Exercise task 1 - Whose definition of informed consent does the article on delivering informed consent at Mae La quote?

[Start Excerpted text]

Delivering Informed Consent: Lessons from Mae La

Devina Srivastava
ID2020
Published in
5 min readSep 17, 2019

Devina Srivastava and Cornelius Saunders (ID2020).

OCHA defines informed consent as “an ethical (and in some cases, legal) mechanism ensuring that individuals voluntarily provide information with full knowledge of relevant risks.” Individuals must have a choice regarding their digital identities and must have control over these identities. This includes knowing how individual data is collected, used and shared, prior to their participation in the program. Once enrolled in the digital ID program, the aim is for individuals to be able to assert their identities across institutional and national borders, and across time. While leveraging technology can catalyze program scale and speed, strategically stepping back to conduct activities on the ground to achieve informed consent works towards ensuring that individuals can access choice and have ownership over their own decisions.

[End Excerpted text]
[Start Supplied records]

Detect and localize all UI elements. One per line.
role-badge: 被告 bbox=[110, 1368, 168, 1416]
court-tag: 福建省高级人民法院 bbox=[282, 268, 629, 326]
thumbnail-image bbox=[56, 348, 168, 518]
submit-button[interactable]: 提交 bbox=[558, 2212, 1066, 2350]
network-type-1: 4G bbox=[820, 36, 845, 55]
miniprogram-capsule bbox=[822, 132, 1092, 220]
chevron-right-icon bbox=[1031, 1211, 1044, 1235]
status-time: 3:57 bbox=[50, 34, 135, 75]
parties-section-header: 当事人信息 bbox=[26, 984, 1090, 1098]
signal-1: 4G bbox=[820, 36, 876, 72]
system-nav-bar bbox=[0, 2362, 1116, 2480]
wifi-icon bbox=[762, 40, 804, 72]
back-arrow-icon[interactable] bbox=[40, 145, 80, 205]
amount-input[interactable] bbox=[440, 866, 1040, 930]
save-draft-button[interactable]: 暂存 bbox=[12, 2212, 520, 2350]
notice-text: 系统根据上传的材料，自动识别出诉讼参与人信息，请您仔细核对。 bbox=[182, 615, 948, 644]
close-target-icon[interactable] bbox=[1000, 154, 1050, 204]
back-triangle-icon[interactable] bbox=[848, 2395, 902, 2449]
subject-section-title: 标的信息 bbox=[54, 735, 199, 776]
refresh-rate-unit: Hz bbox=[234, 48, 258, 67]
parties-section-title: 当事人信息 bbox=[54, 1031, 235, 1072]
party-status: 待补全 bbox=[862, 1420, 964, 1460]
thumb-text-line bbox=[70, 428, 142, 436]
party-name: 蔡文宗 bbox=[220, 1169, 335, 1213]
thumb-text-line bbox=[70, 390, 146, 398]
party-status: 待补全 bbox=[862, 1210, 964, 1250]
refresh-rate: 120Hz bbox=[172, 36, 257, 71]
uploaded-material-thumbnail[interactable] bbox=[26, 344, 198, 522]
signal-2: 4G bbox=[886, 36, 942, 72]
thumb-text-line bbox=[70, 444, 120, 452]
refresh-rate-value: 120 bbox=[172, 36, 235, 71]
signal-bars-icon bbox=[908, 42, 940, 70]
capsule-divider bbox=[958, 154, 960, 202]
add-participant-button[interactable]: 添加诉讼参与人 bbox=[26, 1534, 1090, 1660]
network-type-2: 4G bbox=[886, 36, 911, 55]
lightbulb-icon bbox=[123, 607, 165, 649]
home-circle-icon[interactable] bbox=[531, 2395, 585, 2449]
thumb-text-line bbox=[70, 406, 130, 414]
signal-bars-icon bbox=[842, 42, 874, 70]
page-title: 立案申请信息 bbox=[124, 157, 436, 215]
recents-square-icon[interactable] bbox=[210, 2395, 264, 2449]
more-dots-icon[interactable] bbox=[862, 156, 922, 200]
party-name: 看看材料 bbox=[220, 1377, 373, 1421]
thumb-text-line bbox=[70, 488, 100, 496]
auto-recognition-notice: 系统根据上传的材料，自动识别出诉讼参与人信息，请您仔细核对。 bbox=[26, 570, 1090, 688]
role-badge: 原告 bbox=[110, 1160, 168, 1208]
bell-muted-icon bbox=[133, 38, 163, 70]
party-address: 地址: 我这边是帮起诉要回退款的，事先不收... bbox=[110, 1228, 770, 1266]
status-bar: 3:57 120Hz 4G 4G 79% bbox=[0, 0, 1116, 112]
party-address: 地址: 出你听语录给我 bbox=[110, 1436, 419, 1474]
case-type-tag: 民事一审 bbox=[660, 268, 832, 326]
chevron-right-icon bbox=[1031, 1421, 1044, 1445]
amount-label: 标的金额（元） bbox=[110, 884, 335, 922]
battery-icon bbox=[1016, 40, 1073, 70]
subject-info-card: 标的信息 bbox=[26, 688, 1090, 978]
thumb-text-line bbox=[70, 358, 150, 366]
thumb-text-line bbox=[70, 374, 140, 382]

[End Supplied records]

Exercise task 2 - Revise the entries from their first line through the line with "signal-bars-icon bbox=[842, 42, 874, 70]", putting "completion-status" in place of "party-status" and leaving everything else unchanged.

Right answer 1 - OCHA's

Right answer 2 -
Detect and localize all UI elements. One per line.
role-badge: 被告 bbox=[110, 1368, 168, 1416]
court-tag: 福建省高级人民法院 bbox=[282, 268, 629, 326]
thumbnail-image bbox=[56, 348, 168, 518]
submit-button[interactable]: 提交 bbox=[558, 2212, 1066, 2350]
network-type-1: 4G bbox=[820, 36, 845, 55]
miniprogram-capsule bbox=[822, 132, 1092, 220]
chevron-right-icon bbox=[1031, 1211, 1044, 1235]
status-time: 3:57 bbox=[50, 34, 135, 75]
parties-section-header: 当事人信息 bbox=[26, 984, 1090, 1098]
signal-1: 4G bbox=[820, 36, 876, 72]
system-nav-bar bbox=[0, 2362, 1116, 2480]
wifi-icon bbox=[762, 40, 804, 72]
back-arrow-icon[interactable] bbox=[40, 145, 80, 205]
amount-input[interactable] bbox=[440, 866, 1040, 930]
save-draft-button[interactable]: 暂存 bbox=[12, 2212, 520, 2350]
notice-text: 系统根据上传的材料，自动识别出诉讼参与人信息，请您仔细核对。 bbox=[182, 615, 948, 644]
close-target-icon[interactable] bbox=[1000, 154, 1050, 204]
back-triangle-icon[interactable] bbox=[848, 2395, 902, 2449]
subject-section-title: 标的信息 bbox=[54, 735, 199, 776]
refresh-rate-unit: Hz bbox=[234, 48, 258, 67]
parties-section-title: 当事人信息 bbox=[54, 1031, 235, 1072]
completion-status: 待补全 bbox=[862, 1420, 964, 1460]
thumb-text-line bbox=[70, 428, 142, 436]
party-name: 蔡文宗 bbox=[220, 1169, 335, 1213]
thumb-text-line bbox=[70, 390, 146, 398]
completion-status: 待补全 bbox=[862, 1210, 964, 1250]
refresh-rate: 120Hz bbox=[172, 36, 257, 71]
uploaded-material-thumbnail[interactable] bbox=[26, 344, 198, 522]
signal-2: 4G bbox=[886, 36, 942, 72]
thumb-text-line bbox=[70, 444, 120, 452]
refresh-rate-value: 120 bbox=[172, 36, 235, 71]
signal-bars-icon bbox=[908, 42, 940, 70]
capsule-divider bbox=[958, 154, 960, 202]
add-participant-button[interactable]: 添加诉讼参与人 bbox=[26, 1534, 1090, 1660]
network-type-2: 4G bbox=[886, 36, 911, 55]
lightbulb-icon bbox=[123, 607, 165, 649]
home-circle-icon[interactable] bbox=[531, 2395, 585, 2449]
thumb-text-line bbox=[70, 406, 130, 414]
signal-bars-icon bbox=[842, 42, 874, 70]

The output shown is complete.